Exercise:
Write the records below out again exactly as given, with no images.

···

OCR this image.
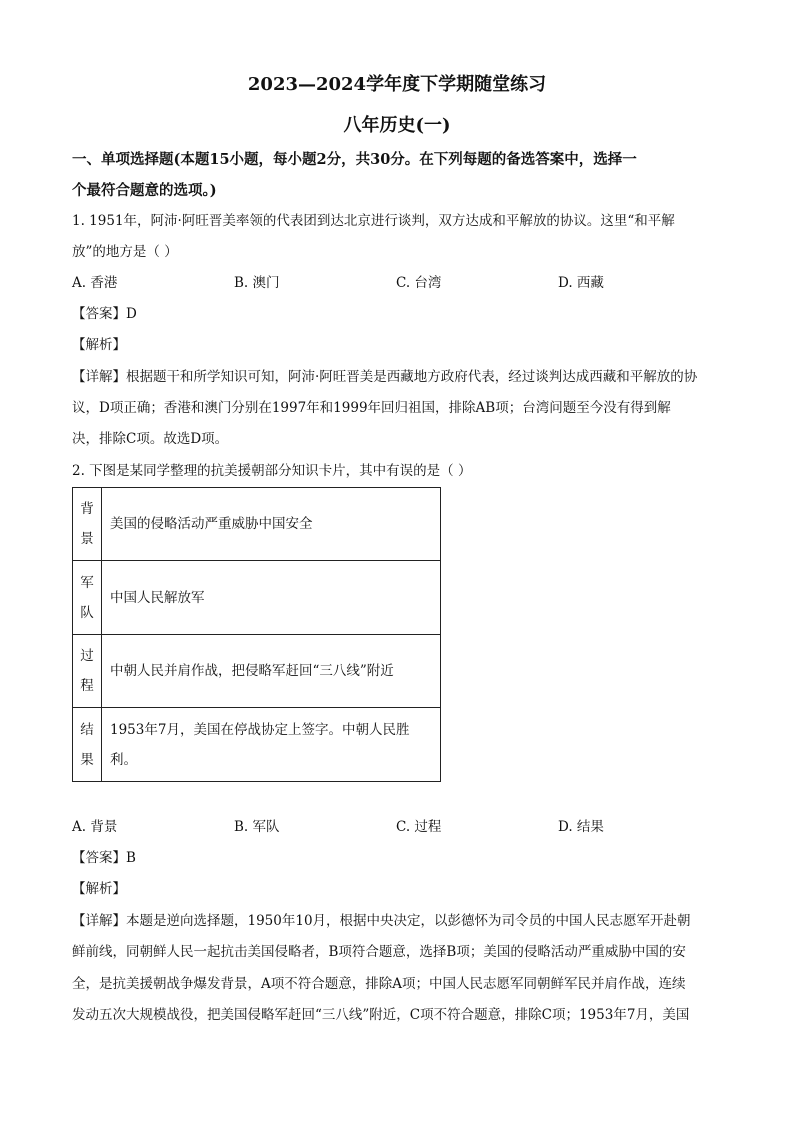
2023—2024学年度下学期随堂练习
八年历史(一)
一、单项选择题(本题15小题，每小题2分，共30分。在下列每题的备选答案中，选择一
个最符合题意的选项。)
1. 1951年，阿沛·阿旺晋美率领的代表团到达北京进行谈判，双方达成和平解放的协议。这里“和平解
放”的地方是（ ）
A. 香港	B. 澳门	C. 台湾	D. 西藏
【答案】D
【解析】
【详解】根据题干和所学知识可知，阿沛·阿旺晋美是西藏地方政府代表，经过谈判达成西藏和平解放的协
议，D项正确；香港和澳门分别在1997年和1999年回归祖国，排除AB项；台湾问题至今没有得到解
决，排除C项。故选D项。
2. 下图是某同学整理的抗美援朝部分知识卡片，其中有误的是（ ）
背
景	美国的侵略活动严重威胁中国安全
军
队	中国人民解放军
过
程	中朝人民并肩作战，把侵略军赶回“三八线”附近
结
果	1953年7月，美国在停战协定上签字。中朝人民胜
利。
A. 背景	B. 军队	C. 过程	D. 结果
【答案】B
【解析】
【详解】本题是逆向选择题，1950年10月，根据中央决定，以彭德怀为司令员的中国人民志愿军开赴朝
鲜前线，同朝鲜人民一起抗击美国侵略者，B项符合题意，选择B项；美国的侵略活动严重威胁中国的安
全，是抗美援朝战争爆发背景，A项不符合题意，排除A项；中国人民志愿军同朝鲜军民并肩作战，连续
发动五次大规模战役，把美国侵略军赶回“三八线”附近，C项不符合题意，排除C项；1953年7月，美国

···

Full solution:
OCR this image.
2023—2024学年度下学期随堂练习
八年历史(一)
一、单项选择题(本题15小题，每小题2分，共30分。在下列每题的备选答案中，选择一
个最符合题意的选项。)
1. 1951年，阿沛·阿旺晋美率领的代表团到达北京进行谈判，双方达成和平解放的协议。这里“和平解
放”的地方是（ ）
A. 香港	B. 澳门	C. 台湾	D. 西藏
【答案】D
【解析】
【详解】根据题干和所学知识可知，阿沛·阿旺晋美是西藏地方政府代表，经过谈判达成西藏和平解放的协
议，D项正确；香港和澳门分别在1997年和1999年回归祖国，排除AB项；台湾问题至今没有得到解
决，排除C项。故选D项。
2. 下图是某同学整理的抗美援朝部分知识卡片，其中有误的是（ ）
背
景	美国的侵略活动严重威胁中国安全
军
队	中国人民解放军
过
程	中朝人民并肩作战，把侵略军赶回“三八线”附近
结
果	1953年7月，美国在停战协定上签字。中朝人民胜
利。
A. 背景	B. 军队	C. 过程	D. 结果
【答案】B
【解析】
【详解】本题是逆向选择题，1950年10月，根据中央决定，以彭德怀为司令员的中国人民志愿军开赴朝
鲜前线，同朝鲜人民一起抗击美国侵略者，B项符合题意，选择B项；美国的侵略活动严重威胁中国的安
全，是抗美援朝战争爆发背景，A项不符合题意，排除A项；中国人民志愿军同朝鲜军民并肩作战，连续
发动五次大规模战役，把美国侵略军赶回“三八线”附近，C项不符合题意，排除C项；1953年7月，美国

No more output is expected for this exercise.